取り組む課題 → 皇居でのひとり練習を終えたあとの出来事をつづったブログ記事を、最後の一文の続きから引き取って書き進めなさい。

抜粋 →
• • •
ぼっち練のラスト。
格差社会ってあるんだねってハナシ。
そんなのぶち上げて、社会派気どりたいんだねってハナシ。
ただの出オチで、格差社会を語る気はビタ一文ないんだね
でおなじみの、ハナシ。
*
走り終わり、キヨマロに集結するていで
なんとなくいるボッチども。
コイツらみんなたぶん、ドトール行きたいんだぜ。
帰りたがるひといねえし、とか、おもう。
*
とりあえず、ランクラへ向かう。
アズ・スーン・アズ
ランクラに到着するやいなや。
さいきん「大将」って呼ばれてるケド
おめえは欽ちゃんじゃねえ、デンママンだ!
でおなじみのカレが、言う。
「きょうはシャワー浴びてから飯食いましょー」
*
すべてじぶんが主役であると疑わない
でおなじみのおれは、穴があったら入りたい気分になった。
穴とユキちゃんがあったら、
女王に、おれは、なる
って気分になった。
*
ここ何回かの皇居ボッチ練後。
シャワーなど浴びることもなく、ドトールに向かった。
みんな、そんなにフカキョンとミルクレープが食いたいんだ
っておもってた。
真実は、そんなメルヘンではなかった。
ランクラのスポット利用。
500円という大金が払えないくせに
お墓なんかではついつい
「ここからここまで」
って1区画オトナ買いしちゃう
年収3京円の超絶ビンボーなおれ。
に対して、気を遣ってくれてたんだ。
と気づいた。
*
シャワー阻害要因でおなじみのおれは
この日すっかり
「シャワー、きもてぃー!」を堪能した。
*
シャワーを浴びて、受付横のベンチに座ってると。
テレビでは大学駅伝をやってた。
「大学駅伝って院生も出場OKなんすね」
と、誰かが独りごちた。
その誰かは筋繊維が太すぎるので
院生のインセイって、
てっきりドーピング検査でどうかなったとか、ならなかったとか
ってのを指してるんだとおもった。
陰性、セーフ。
おれ、アウトー。
*
めいめいシャワーを浴び終え、何か食いに行くことになった。
おれのアタマはニクになってた。
というのも。先月のボッチ練。
ドトールがやってなくて、代わりに入ったベローチェ。
「ハムサンドなんか足りなすぎるぜ!」
「おれを兵糧攻めする気か!」
「おれは鳥取城か!」
「もしくは三木城か!」
ごおおおおっ! って感じで、
一食で米を2合食うでおなじみの、ムキムキ食いしん坊が言った。
「今度は焼肉、行きません?」
だがそれは、その場にいた3人。
もとい、独りと独りと独り、しか知らない。
*
ドトールなんか眼中ねえよ。
アウト・オブ・眼中だぜ
オレ・オブ・真冬のダウン着てるぜ、きょうは20℃以上あんのに。
って感じで、神田の商店街を進みつつ、食いものやを探す。
デンママン。
シルベスタローン風に言えば
でおなじみのデンマン、が、ぽつり、こぼす。
「おれ、きょう、ニク、食いたいっす」
• • •
元データ →
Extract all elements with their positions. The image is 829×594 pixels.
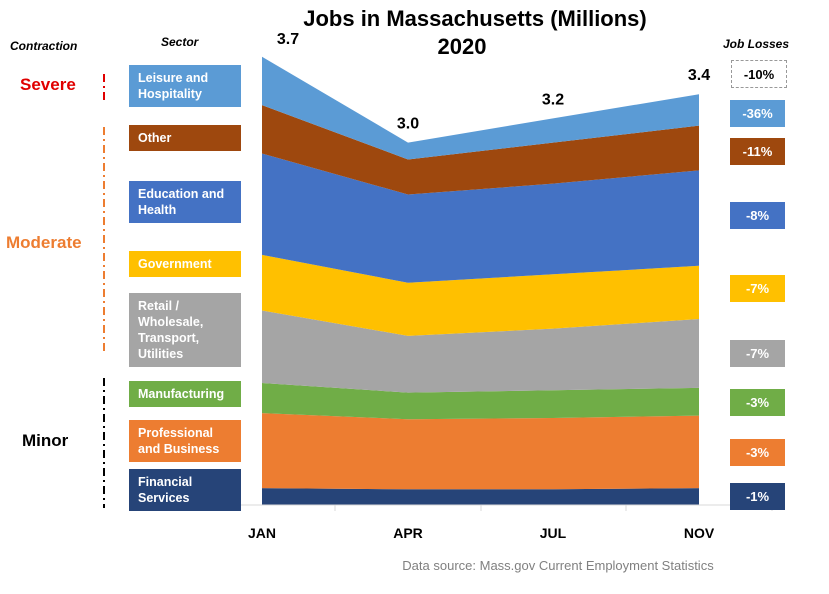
• • •
記述解答 →
*
何だコイツは。
先月食いしん坊が何か言ったからとかそういうこと、
一切言わねえでやんの。
じぶんが食いたいってこと表明して
何事もなかったように、収めようとしてやがんの。
何だコイツは。
もう一度言う。
コイツ。
おれらがコイツすげえと思ってるのの
数段、すげえところにいるぞ。おい。
柏葉英二郎が上杉達也に
須見工の新田のすごさについて諭したように
おれわば英二郎がおれ杉断つやに、諭す。
*
土曜の昼。
ビジネス街、神田の西口商店街。
いくら居酒屋だらけとはいえ
休日昼の商店街は、彦根駅の北口ぐらい、シャッター街だ。
焼肉屋なんてとんでもないハナシで
ふつうの飯屋もそうそう開いてねえ。
ほぼ一択な感じで、かろうじて開いてる日高屋に入る。
*
おれは日高屋に行くとき、かならず、ビールとギョウザを食う。
でも、一昔前に流行りかけた「立ち位置」ってもんが、ある。
そんなものを勝手にわきまえた気になって
ほんとうは食いたいんだかすらわからない、トリカラ定食を頼むことにした。
表明せず、決断した。
おれもかっけくなりたくて。
*
そこにいたのは7人だっけな、8人だっけな。
順番にオーダーしてく。
「あら、あら、あら」
スプーンおばさんなていで、おれはどんどん小さくなってく。
みんな、飯しか頼まない。
ここは、寺か。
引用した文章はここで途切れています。